**WORK INSTRUCTIONS:** Go through the entries one line at a time, and gather every line that has the word "Option".

Records
---
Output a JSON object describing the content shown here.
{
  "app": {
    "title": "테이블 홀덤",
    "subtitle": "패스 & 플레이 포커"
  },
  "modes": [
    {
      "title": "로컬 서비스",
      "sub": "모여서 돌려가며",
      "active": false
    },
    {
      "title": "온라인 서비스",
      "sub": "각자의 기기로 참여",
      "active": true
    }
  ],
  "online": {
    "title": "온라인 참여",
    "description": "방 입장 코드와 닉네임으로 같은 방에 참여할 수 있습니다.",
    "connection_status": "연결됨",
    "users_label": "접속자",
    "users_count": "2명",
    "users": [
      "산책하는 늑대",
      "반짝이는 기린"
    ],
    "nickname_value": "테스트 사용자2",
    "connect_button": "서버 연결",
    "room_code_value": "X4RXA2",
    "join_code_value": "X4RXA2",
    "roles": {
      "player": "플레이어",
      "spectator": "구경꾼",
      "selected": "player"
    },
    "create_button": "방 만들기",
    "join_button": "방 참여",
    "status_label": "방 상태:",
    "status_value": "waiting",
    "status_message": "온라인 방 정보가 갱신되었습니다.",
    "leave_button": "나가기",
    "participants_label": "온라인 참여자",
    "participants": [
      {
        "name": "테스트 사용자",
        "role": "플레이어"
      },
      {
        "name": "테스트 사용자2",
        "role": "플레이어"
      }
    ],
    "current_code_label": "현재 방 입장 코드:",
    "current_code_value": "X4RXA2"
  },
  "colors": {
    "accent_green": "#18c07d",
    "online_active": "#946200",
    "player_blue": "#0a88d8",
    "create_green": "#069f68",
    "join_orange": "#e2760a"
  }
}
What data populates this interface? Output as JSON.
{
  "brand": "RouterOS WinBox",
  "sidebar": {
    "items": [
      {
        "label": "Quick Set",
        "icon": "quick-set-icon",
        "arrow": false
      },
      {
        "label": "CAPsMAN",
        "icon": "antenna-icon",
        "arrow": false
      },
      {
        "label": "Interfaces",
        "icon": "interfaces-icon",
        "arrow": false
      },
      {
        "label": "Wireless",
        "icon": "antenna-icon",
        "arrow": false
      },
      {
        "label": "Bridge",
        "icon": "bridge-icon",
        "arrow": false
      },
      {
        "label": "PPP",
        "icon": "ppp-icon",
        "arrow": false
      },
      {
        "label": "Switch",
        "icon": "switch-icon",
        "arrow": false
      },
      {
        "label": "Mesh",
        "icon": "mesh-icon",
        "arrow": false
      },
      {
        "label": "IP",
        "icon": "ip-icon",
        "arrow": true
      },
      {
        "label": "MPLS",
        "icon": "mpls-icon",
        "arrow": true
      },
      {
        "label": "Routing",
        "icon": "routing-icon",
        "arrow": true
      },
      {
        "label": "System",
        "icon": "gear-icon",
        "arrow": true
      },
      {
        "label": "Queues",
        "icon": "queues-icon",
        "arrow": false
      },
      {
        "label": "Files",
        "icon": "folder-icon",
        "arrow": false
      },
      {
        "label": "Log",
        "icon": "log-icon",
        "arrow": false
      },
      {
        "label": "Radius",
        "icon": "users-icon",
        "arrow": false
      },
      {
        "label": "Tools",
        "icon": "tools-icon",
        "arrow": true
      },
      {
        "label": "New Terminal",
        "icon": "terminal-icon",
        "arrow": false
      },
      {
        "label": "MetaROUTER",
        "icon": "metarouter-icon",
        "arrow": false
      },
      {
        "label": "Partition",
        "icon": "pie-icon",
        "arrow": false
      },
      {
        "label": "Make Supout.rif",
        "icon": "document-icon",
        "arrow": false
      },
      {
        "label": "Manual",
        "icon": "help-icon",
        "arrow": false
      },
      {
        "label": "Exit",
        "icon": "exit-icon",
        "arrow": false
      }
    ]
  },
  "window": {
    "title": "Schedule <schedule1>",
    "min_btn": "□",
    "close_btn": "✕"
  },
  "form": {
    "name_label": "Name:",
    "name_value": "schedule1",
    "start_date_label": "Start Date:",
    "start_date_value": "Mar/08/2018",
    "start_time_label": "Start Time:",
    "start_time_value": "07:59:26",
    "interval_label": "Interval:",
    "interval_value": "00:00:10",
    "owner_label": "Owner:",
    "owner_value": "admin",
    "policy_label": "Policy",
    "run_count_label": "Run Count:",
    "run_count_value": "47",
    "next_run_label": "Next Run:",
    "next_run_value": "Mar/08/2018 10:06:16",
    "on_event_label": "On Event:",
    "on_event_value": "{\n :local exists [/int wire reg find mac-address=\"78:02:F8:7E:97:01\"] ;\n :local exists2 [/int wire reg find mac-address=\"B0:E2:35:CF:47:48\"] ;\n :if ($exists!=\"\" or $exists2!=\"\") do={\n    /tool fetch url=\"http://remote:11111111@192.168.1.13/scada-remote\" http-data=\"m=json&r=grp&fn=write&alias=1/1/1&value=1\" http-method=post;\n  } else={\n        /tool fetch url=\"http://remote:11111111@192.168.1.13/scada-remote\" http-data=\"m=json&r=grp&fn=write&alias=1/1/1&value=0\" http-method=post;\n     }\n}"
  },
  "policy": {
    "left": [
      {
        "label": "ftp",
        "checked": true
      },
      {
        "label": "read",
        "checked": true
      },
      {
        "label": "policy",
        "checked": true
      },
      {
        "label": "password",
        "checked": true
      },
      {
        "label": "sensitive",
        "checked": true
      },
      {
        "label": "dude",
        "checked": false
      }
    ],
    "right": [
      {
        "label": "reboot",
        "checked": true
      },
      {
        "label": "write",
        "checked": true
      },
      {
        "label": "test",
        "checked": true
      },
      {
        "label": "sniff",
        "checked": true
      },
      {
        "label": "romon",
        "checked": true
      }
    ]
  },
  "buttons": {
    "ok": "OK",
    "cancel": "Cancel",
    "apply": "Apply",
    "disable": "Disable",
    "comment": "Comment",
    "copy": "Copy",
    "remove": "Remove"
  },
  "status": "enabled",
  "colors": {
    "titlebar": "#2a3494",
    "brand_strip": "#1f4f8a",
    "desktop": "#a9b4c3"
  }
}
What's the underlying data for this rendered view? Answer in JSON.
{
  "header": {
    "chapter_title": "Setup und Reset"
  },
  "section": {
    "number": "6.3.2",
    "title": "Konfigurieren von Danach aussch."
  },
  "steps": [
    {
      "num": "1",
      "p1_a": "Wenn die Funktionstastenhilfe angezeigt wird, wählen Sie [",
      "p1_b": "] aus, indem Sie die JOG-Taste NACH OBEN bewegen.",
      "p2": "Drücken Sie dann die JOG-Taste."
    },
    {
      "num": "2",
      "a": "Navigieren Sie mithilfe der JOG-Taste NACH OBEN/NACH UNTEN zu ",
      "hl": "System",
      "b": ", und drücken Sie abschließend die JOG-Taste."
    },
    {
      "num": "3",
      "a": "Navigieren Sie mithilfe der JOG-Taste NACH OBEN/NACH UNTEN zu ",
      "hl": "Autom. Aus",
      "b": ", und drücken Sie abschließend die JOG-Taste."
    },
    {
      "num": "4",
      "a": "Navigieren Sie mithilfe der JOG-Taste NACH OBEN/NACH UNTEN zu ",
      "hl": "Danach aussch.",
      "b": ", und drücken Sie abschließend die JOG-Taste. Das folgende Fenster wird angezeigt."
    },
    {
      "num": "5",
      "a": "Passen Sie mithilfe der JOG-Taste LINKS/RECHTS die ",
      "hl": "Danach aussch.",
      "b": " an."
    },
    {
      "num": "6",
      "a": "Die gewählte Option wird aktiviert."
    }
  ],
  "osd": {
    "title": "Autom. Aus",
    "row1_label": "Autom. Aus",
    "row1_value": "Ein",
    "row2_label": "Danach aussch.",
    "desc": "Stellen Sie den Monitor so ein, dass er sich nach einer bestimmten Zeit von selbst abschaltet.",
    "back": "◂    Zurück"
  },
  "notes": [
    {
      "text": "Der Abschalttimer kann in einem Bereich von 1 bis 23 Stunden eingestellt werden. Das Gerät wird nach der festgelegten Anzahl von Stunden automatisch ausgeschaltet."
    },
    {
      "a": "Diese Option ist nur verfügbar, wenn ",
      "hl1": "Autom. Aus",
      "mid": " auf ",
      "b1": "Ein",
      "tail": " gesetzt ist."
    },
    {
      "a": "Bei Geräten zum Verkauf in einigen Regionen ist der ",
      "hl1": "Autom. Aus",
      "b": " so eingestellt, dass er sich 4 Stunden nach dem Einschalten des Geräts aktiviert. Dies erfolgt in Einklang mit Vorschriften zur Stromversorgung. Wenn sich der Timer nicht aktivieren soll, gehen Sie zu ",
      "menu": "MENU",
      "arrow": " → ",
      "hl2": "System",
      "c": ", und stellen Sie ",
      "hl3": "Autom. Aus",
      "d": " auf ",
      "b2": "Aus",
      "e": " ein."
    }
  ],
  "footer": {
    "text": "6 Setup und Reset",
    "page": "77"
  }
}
---
**EXERCISE RESULT:**
      "a": "Die gewählte Option wird aktiviert."
      "a": "Diese Option ist nur verfügbar, wenn ",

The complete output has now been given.